§ **PROBLEM TO SOLVE**:
Leaving out the pictures, retype all the material exactly.

§ **DATA TO USE**:
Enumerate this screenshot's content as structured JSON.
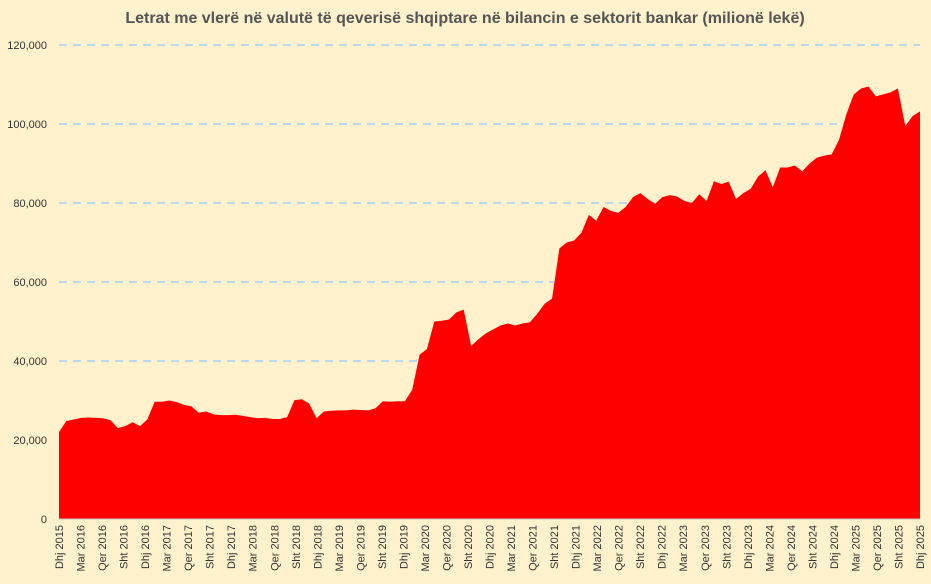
{
  "chart_data": {
    "type": "area",
    "title": "Letrat me vlerë në valutë të qeverisë shqiptare në bilancin e sektorit bankar (milionë lekë)",
    "xlabel": "",
    "ylabel": "",
    "ylim": [
      0,
      120000
    ],
    "yticks": [
      0,
      20000,
      40000,
      60000,
      80000,
      100000,
      120000
    ],
    "ytick_labels": [
      "0",
      "20,000",
      "40,000",
      "60,000",
      "80,000",
      "100,000",
      "120,000"
    ],
    "grid": true,
    "legend": "none",
    "color": "#ff0000",
    "x_labels": [
      "Dhj 2015",
      "Mar 2016",
      "Qer 2016",
      "Sht 2016",
      "Dhj 2016",
      "Mar 2017",
      "Qer 2017",
      "Sht 2017",
      "Dhj 2017",
      "Mar 2018",
      "Qer 2018",
      "Sht 2018",
      "Dhj 2018",
      "Mar 2019",
      "Qer 2019",
      "Sht 2019",
      "Dhj 2019",
      "Mar 2020",
      "Qer 2020",
      "Sht 2020",
      "Dhj 2020",
      "Mar 2021",
      "Qer 2021",
      "Sht 2021",
      "Dhj 2021",
      "Mar 2022",
      "Qer 2022",
      "Sht 2022",
      "Dhj 2022",
      "Mar 2023",
      "Qer 2023",
      "Sht 2023",
      "Dhj 2023",
      "Mar 2024",
      "Qer 2024",
      "Sht 2024",
      "Dhj 2024",
      "Mar 2025",
      "Qer 2025",
      "Sht 2025",
      "Dhj 2025"
    ],
    "values": [
      22000,
      24800,
      25200,
      25600,
      25700,
      25600,
      25500,
      25000,
      23000,
      23500,
      24500,
      23500,
      25200,
      29700,
      29700,
      30000,
      29600,
      28900,
      28500,
      26900,
      27200,
      26500,
      26300,
      26300,
      26400,
      26100,
      25800,
      25500,
      25600,
      25300,
      25300,
      25800,
      30100,
      30300,
      29200,
      25500,
      27200,
      27400,
      27500,
      27500,
      27700,
      27600,
      27500,
      28000,
      29800,
      29700,
      29800,
      29800,
      32700,
      41600,
      43000,
      50000,
      50200,
      50500,
      52300,
      53000,
      43800,
      45500,
      47000,
      48000,
      49000,
      49500,
      49000,
      49500,
      49800,
      52000,
      54500,
      55800,
      68500,
      70000,
      70500,
      72500,
      77000,
      75500,
      79000,
      78000,
      77500,
      79000,
      81500,
      82500,
      81000,
      79800,
      81500,
      82000,
      81600,
      80500,
      80000,
      82200,
      80500,
      85500,
      84800,
      85400,
      81000,
      82500,
      83600,
      86700,
      88300,
      84000,
      89000,
      89000,
      89500,
      88000,
      90000,
      91500,
      92000,
      92300,
      96000,
      102500,
      107500,
      109000,
      109500,
      107000,
      107500,
      108000,
      109000,
      99500,
      102000,
      103200
    ]
  }
}
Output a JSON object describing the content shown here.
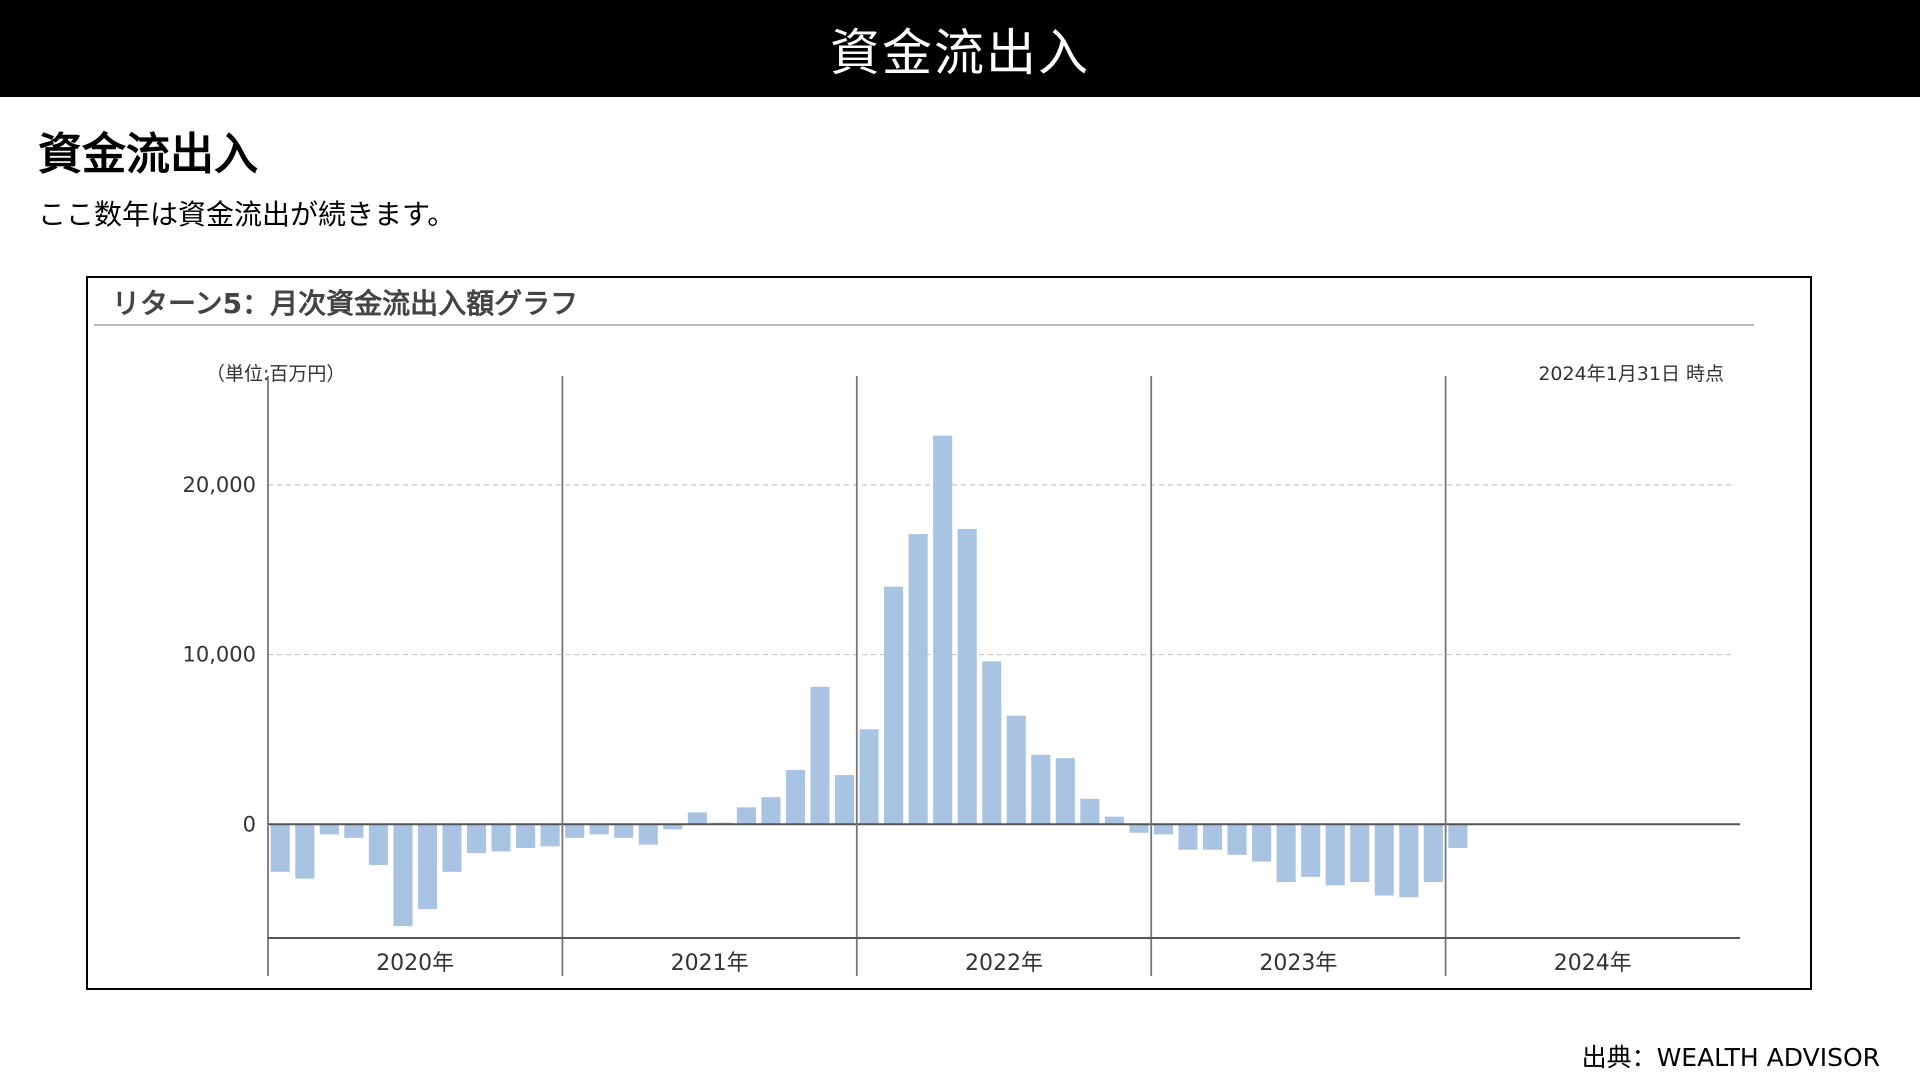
{
  "banner": {
    "title": "資金流出入"
  },
  "heading": "資金流出入",
  "subtitle": "ここ数年は資金流出が続きます。",
  "source": "出典：WEALTH ADVISOR",
  "colors": {
    "bar": "#a9c4e2",
    "axis": "#555555",
    "grid": "#c8c8c8"
  },
  "chart_data": {
    "type": "bar",
    "title": "リターン5：月次資金流出入額グラフ",
    "unit_label": "（単位:百万円）",
    "as_of": "2024年1月31日 時点",
    "ylim": [
      -6700,
      25000
    ],
    "yticks": [
      0,
      10000,
      20000
    ],
    "ytick_labels": [
      "0",
      "10,000",
      "20,000"
    ],
    "grid": true,
    "year_labels": [
      "2020年",
      "2021年",
      "2022年",
      "2023年",
      "2024年"
    ],
    "values": [
      [
        -2800,
        -3200,
        -600,
        -800,
        -2400,
        -6000,
        -5000,
        -2800,
        -1700,
        -1600,
        -1400,
        -1300
      ],
      [
        -800,
        -600,
        -800,
        -1200,
        -300,
        700,
        100,
        1000,
        1600,
        3200,
        8100,
        2900
      ],
      [
        5600,
        14000,
        17100,
        22900,
        17400,
        9600,
        6400,
        4100,
        3900,
        1500,
        450,
        -500
      ],
      [
        -600,
        -1500,
        -1500,
        -1800,
        -2200,
        -3400,
        -3100,
        -3600,
        -3400,
        -4200,
        -4300,
        -3400
      ],
      [
        -1400
      ]
    ]
  }
}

§ **FINISHED ANSWER**:
Enumerate this screenshot's content as structured JSON.
{
  "chart_data": {
    "type": "area",
    "title": "Letrat me vlerë në valutë të qeverisë shqiptare në bilancin e sektorit bankar (milionë lekë)",
    "xlabel": "",
    "ylabel": "",
    "ylim": [
      0,
      120000
    ],
    "yticks": [
      0,
      20000,
      40000,
      60000,
      80000,
      100000,
      120000
    ],
    "ytick_labels": [
      "0",
      "20,000",
      "40,000",
      "60,000",
      "80,000",
      "100,000",
      "120,000"
    ],
    "grid": true,
    "legend": "none",
    "color": "#ff0000",
    "x_labels": [
      "Dhj 2015",
      "Mar 2016",
      "Qer 2016",
      "Sht 2016",
      "Dhj 2016",
      "Mar 2017",
      "Qer 2017",
      "Sht 2017",
      "Dhj 2017",
      "Mar 2018",
      "Qer 2018",
      "Sht 2018",
      "Dhj 2018",
      "Mar 2019",
      "Qer 2019",
      "Sht 2019",
      "Dhj 2019",
      "Mar 2020",
      "Qer 2020",
      "Sht 2020",
      "Dhj 2020",
      "Mar 2021",
      "Qer 2021",
      "Sht 2021",
      "Dhj 2021",
      "Mar 2022",
      "Qer 2022",
      "Sht 2022",
      "Dhj 2022",
      "Mar 2023",
      "Qer 2023",
      "Sht 2023",
      "Dhj 2023",
      "Mar 2024",
      "Qer 2024",
      "Sht 2024",
      "Dhj 2024",
      "Mar 2025",
      "Qer 2025",
      "Sht 2025",
      "Dhj 2025"
    ],
    "values": [
      22000,
      24800,
      25200,
      25600,
      25700,
      25600,
      25500,
      25000,
      23000,
      23500,
      24500,
      23500,
      25200,
      29700,
      29700,
      30000,
      29600,
      28900,
      28500,
      26900,
      27200,
      26500,
      26300,
      26300,
      26400,
      26100,
      25800,
      25500,
      25600,
      25300,
      25300,
      25800,
      30100,
      30300,
      29200,
      25500,
      27200,
      27400,
      27500,
      27500,
      27700,
      27600,
      27500,
      28000,
      29800,
      29700,
      29800,
      29800,
      32700,
      41600,
      43000,
      50000,
      50200,
      50500,
      52300,
      53000,
      43800,
      45500,
      47000,
      48000,
      49000,
      49500,
      49000,
      49500,
      49800,
      52000,
      54500,
      55800,
      68500,
      70000,
      70500,
      72500,
      77000,
      75500,
      79000,
      78000,
      77500,
      79000,
      81500,
      82500,
      81000,
      79800,
      81500,
      82000,
      81600,
      80500,
      80000,
      82200,
      80500,
      85500,
      84800,
      85400,
      81000,
      82500,
      83600,
      86700,
      88300,
      84000,
      89000,
      89000,
      89500,
      88000,
      90000,
      91500,
      92000,
      92300,
      96000,
      102500,
      107500,
      109000,
      109500,
      107000,
      107500,
      108000,
      109000,
      99500,
      102000,
      103200
    ]
  }
}
Output a JSON object describing the content shown here.
{
  "banner": {
    "title": "資金流出入"
  },
  "heading": "資金流出入",
  "subtitle": "ここ数年は資金流出が続きます。",
  "source": "出典：WEALTH ADVISOR",
  "colors": {
    "bar": "#a9c4e2",
    "axis": "#555555",
    "grid": "#c8c8c8"
  },
  "chart_data": {
    "type": "bar",
    "title": "リターン5：月次資金流出入額グラフ",
    "unit_label": "（単位:百万円）",
    "as_of": "2024年1月31日 時点",
    "ylim": [
      -6700,
      25000
    ],
    "yticks": [
      0,
      10000,
      20000
    ],
    "ytick_labels": [
      "0",
      "10,000",
      "20,000"
    ],
    "grid": true,
    "year_labels": [
      "2020年",
      "2021年",
      "2022年",
      "2023年",
      "2024年"
    ],
    "values": [
      [
        -2800,
        -3200,
        -600,
        -800,
        -2400,
        -6000,
        -5000,
        -2800,
        -1700,
        -1600,
        -1400,
        -1300
      ],
      [
        -800,
        -600,
        -800,
        -1200,
        -300,
        700,
        100,
        1000,
        1600,
        3200,
        8100,
        2900
      ],
      [
        5600,
        14000,
        17100,
        22900,
        17400,
        9600,
        6400,
        4100,
        3900,
        1500,
        450,
        -500
      ],
      [
        -600,
        -1500,
        -1500,
        -1800,
        -2200,
        -3400,
        -3100,
        -3600,
        -3400,
        -4200,
        -4300,
        -3400
      ],
      [
        -1400
      ]
    ]
  }
}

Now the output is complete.